Your task is to copy each line that has the word "label".

------------------------------------

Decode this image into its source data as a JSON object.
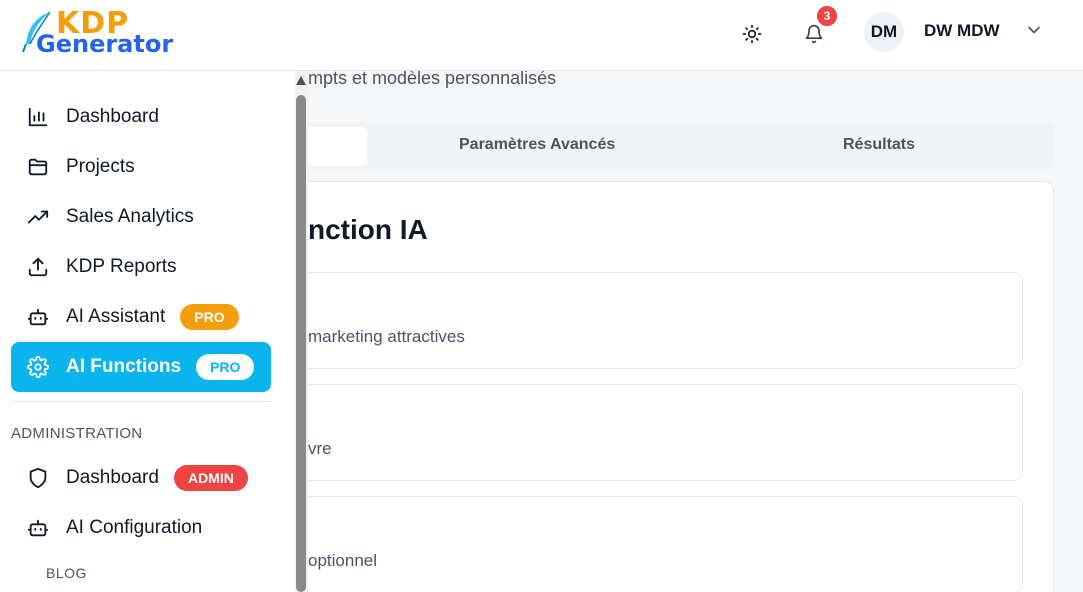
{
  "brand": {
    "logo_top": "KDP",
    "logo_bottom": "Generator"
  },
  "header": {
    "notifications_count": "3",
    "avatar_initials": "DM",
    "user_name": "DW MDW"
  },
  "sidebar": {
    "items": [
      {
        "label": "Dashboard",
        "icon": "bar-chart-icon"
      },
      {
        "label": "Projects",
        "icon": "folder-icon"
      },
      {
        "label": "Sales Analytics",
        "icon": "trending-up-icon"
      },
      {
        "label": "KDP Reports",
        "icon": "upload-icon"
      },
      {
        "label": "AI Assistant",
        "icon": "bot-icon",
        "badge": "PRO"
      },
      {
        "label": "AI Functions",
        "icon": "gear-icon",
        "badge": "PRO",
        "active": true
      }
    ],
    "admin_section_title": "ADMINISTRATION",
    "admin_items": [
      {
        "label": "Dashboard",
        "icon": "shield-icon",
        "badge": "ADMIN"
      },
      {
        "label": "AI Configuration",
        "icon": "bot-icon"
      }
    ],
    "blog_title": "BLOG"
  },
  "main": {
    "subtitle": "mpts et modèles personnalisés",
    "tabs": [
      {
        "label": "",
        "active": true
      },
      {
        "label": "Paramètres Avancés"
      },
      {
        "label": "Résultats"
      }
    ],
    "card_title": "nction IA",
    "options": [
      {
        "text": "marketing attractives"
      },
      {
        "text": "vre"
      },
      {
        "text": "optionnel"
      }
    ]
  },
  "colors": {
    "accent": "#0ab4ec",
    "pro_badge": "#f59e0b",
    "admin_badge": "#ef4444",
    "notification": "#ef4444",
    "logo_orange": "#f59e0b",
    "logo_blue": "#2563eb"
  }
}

------------------------------------

_SOLUTION FOR THIS PROBLEM_:
        "label": "Dashboard",
        "label": "Projects",
        "label": "Sales Analytics",
        "label": "KDP Reports",
        "label": "AI Assistant",
        "label": "AI Functions",
        "label": "Dashboard",
        "label": "AI Configuration",
        "label": "",
        "label": "Paramètres Avancés"
        "label": "Résultats"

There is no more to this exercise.